*** Excerpted records ***

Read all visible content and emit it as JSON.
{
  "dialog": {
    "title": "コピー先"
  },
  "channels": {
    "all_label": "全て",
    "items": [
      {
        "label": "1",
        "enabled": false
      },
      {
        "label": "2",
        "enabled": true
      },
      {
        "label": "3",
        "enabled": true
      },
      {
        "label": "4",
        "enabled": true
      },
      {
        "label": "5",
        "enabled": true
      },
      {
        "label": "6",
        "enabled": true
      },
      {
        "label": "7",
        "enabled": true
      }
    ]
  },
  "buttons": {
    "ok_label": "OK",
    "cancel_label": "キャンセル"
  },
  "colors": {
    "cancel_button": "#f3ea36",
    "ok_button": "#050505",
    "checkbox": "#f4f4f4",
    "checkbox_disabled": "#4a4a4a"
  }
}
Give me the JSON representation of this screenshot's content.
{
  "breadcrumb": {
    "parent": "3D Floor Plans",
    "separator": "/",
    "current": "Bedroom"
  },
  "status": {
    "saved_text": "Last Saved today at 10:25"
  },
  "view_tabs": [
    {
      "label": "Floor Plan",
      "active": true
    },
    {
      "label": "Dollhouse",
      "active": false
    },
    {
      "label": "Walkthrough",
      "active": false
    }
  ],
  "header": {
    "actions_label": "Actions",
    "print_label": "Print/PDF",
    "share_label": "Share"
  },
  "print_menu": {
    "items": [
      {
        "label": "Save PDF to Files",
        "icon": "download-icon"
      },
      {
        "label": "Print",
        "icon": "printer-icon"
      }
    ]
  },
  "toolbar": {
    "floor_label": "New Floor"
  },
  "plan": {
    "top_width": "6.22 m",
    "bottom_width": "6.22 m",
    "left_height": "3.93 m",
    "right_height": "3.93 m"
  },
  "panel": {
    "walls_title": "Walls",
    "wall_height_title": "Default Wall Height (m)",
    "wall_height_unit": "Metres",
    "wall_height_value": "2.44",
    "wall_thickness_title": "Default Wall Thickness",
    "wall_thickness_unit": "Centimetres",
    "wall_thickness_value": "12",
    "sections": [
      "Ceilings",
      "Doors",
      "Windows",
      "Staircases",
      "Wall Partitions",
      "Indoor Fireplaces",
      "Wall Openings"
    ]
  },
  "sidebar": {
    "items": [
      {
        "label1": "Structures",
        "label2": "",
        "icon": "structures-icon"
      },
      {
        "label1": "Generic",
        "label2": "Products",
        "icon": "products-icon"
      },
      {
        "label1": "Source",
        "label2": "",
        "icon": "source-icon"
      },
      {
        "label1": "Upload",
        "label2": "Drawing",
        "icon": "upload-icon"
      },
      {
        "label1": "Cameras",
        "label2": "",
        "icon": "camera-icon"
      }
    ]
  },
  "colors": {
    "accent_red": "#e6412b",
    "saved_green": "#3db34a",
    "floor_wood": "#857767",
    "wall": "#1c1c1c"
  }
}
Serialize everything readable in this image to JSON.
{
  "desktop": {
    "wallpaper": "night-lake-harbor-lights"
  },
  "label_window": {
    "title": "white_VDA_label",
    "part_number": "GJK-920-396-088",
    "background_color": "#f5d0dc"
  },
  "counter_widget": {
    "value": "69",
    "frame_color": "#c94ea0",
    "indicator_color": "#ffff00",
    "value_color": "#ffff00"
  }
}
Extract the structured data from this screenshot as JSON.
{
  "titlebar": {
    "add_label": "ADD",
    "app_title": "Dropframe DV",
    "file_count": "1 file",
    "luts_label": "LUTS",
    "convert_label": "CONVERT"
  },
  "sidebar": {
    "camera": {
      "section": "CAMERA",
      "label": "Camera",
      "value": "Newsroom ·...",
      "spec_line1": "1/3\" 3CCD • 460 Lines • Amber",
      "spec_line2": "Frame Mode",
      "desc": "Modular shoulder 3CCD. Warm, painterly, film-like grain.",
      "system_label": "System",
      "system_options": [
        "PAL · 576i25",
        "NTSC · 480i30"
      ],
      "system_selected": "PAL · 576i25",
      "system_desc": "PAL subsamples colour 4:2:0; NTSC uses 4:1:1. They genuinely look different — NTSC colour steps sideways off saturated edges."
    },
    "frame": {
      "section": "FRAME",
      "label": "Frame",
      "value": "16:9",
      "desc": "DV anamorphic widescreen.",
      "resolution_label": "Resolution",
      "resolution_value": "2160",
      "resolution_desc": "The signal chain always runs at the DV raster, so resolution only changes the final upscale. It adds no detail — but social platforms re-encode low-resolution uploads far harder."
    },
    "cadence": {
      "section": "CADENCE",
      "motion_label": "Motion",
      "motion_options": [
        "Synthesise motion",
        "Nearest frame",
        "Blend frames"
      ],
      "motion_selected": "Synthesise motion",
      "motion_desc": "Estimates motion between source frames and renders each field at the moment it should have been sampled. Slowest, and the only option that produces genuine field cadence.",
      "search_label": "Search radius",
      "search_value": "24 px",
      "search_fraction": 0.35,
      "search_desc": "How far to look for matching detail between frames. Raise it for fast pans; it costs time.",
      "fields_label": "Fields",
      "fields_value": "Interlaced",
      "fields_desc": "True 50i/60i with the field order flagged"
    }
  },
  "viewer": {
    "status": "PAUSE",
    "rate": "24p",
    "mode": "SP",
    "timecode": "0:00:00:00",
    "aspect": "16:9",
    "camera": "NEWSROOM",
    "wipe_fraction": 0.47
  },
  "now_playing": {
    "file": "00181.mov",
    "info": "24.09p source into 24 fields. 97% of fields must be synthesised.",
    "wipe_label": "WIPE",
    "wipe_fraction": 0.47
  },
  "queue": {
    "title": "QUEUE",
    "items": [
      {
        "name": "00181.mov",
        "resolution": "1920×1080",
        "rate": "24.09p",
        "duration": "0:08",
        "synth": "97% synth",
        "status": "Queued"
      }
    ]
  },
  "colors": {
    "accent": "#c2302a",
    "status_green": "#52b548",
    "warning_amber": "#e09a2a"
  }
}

***

• **Exercise goal**:
Type the whole listing again, unaltered.

• **Exercise response**:
Read all visible content and emit it as JSON.
{
  "dialog": {
    "title": "コピー先"
  },
  "channels": {
    "all_label": "全て",
    "items": [
      {
        "label": "1",
        "enabled": false
      },
      {
        "label": "2",
        "enabled": true
      },
      {
        "label": "3",
        "enabled": true
      },
      {
        "label": "4",
        "enabled": true
      },
      {
        "label": "5",
        "enabled": true
      },
      {
        "label": "6",
        "enabled": true
      },
      {
        "label": "7",
        "enabled": true
      }
    ]
  },
  "buttons": {
    "ok_label": "OK",
    "cancel_label": "キャンセル"
  },
  "colors": {
    "cancel_button": "#f3ea36",
    "ok_button": "#050505",
    "checkbox": "#f4f4f4",
    "checkbox_disabled": "#4a4a4a"
  }
}
Give me the JSON representation of this screenshot's content.
{
  "breadcrumb": {
    "parent": "3D Floor Plans",
    "separator": "/",
    "current": "Bedroom"
  },
  "status": {
    "saved_text": "Last Saved today at 10:25"
  },
  "view_tabs": [
    {
      "label": "Floor Plan",
      "active": true
    },
    {
      "label": "Dollhouse",
      "active": false
    },
    {
      "label": "Walkthrough",
      "active": false
    }
  ],
  "header": {
    "actions_label": "Actions",
    "print_label": "Print/PDF",
    "share_label": "Share"
  },
  "print_menu": {
    "items": [
      {
        "label": "Save PDF to Files",
        "icon": "download-icon"
      },
      {
        "label": "Print",
        "icon": "printer-icon"
      }
    ]
  },
  "toolbar": {
    "floor_label": "New Floor"
  },
  "plan": {
    "top_width": "6.22 m",
    "bottom_width": "6.22 m",
    "left_height": "3.93 m",
    "right_height": "3.93 m"
  },
  "panel": {
    "walls_title": "Walls",
    "wall_height_title": "Default Wall Height (m)",
    "wall_height_unit": "Metres",
    "wall_height_value": "2.44",
    "wall_thickness_title": "Default Wall Thickness",
    "wall_thickness_unit": "Centimetres",
    "wall_thickness_value": "12",
    "sections": [
      "Ceilings",
      "Doors",
      "Windows",
      "Staircases",
      "Wall Partitions",
      "Indoor Fireplaces",
      "Wall Openings"
    ]
  },
  "sidebar": {
    "items": [
      {
        "label1": "Structures",
        "label2": "",
        "icon": "structures-icon"
      },
      {
        "label1": "Generic",
        "label2": "Products",
        "icon": "products-icon"
      },
      {
        "label1": "Source",
        "label2": "",
        "icon": "source-icon"
      },
      {
        "label1": "Upload",
        "label2": "Drawing",
        "icon": "upload-icon"
      },
      {
        "label1": "Cameras",
        "label2": "",
        "icon": "camera-icon"
      }
    ]
  },
  "colors": {
    "accent_red": "#e6412b",
    "saved_green": "#3db34a",
    "floor_wood": "#857767",
    "wall": "#1c1c1c"
  }
}
Serialize everything readable in this image to JSON.
{
  "desktop": {
    "wallpaper": "night-lake-harbor-lights"
  },
  "label_window": {
    "title": "white_VDA_label",
    "part_number": "GJK-920-396-088",
    "background_color": "#f5d0dc"
  },
  "counter_widget": {
    "value": "69",
    "frame_color": "#c94ea0",
    "indicator_color": "#ffff00",
    "value_color": "#ffff00"
  }
}
Extract the structured data from this screenshot as JSON.
{
  "titlebar": {
    "add_label": "ADD",
    "app_title": "Dropframe DV",
    "file_count": "1 file",
    "luts_label": "LUTS",
    "convert_label": "CONVERT"
  },
  "sidebar": {
    "camera": {
      "section": "CAMERA",
      "label": "Camera",
      "value": "Newsroom ·...",
      "spec_line1": "1/3\" 3CCD • 460 Lines • Amber",
      "spec_line2": "Frame Mode",
      "desc": "Modular shoulder 3CCD. Warm, painterly, film-like grain.",
      "system_label": "System",
      "system_options": [
        "PAL · 576i25",
        "NTSC · 480i30"
      ],
      "system_selected": "PAL · 576i25",
      "system_desc": "PAL subsamples colour 4:2:0; NTSC uses 4:1:1. They genuinely look different — NTSC colour steps sideways off saturated edges."
    },
    "frame": {
      "section": "FRAME",
      "label": "Frame",
      "value": "16:9",
      "desc": "DV anamorphic widescreen.",
      "resolution_label": "Resolution",
      "resolution_value": "2160",
      "resolution_desc": "The signal chain always runs at the DV raster, so resolution only changes the final upscale. It adds no detail — but social platforms re-encode low-resolution uploads far harder."
    },
    "cadence": {
      "section": "CADENCE",
      "motion_label": "Motion",
      "motion_options": [
        "Synthesise motion",
        "Nearest frame",
        "Blend frames"
      ],
      "motion_selected": "Synthesise motion",
      "motion_desc": "Estimates motion between source frames and renders each field at the moment it should have been sampled. Slowest, and the only option that produces genuine field cadence.",
      "search_label": "Search radius",
      "search_value": "24 px",
      "search_fraction": 0.35,
      "search_desc": "How far to look for matching detail between frames. Raise it for fast pans; it costs time.",
      "fields_label": "Fields",
      "fields_value": "Interlaced",
      "fields_desc": "True 50i/60i with the field order flagged"
    }
  },
  "viewer": {
    "status": "PAUSE",
    "rate": "24p",
    "mode": "SP",
    "timecode": "0:00:00:00",
    "aspect": "16:9",
    "camera": "NEWSROOM",
    "wipe_fraction": 0.47
  },
  "now_playing": {
    "file": "00181.mov",
    "info": "24.09p source into 24 fields. 97% of fields must be synthesised.",
    "wipe_label": "WIPE",
    "wipe_fraction": 0.47
  },
  "queue": {
    "title": "QUEUE",
    "items": [
      {
        "name": "00181.mov",
        "resolution": "1920×1080",
        "rate": "24.09p",
        "duration": "0:08",
        "synth": "97% synth",
        "status": "Queued"
      }
    ]
  },
  "colors": {
    "accent": "#c2302a",
    "status_green": "#52b548",
    "warning_amber": "#e09a2a"
  }
}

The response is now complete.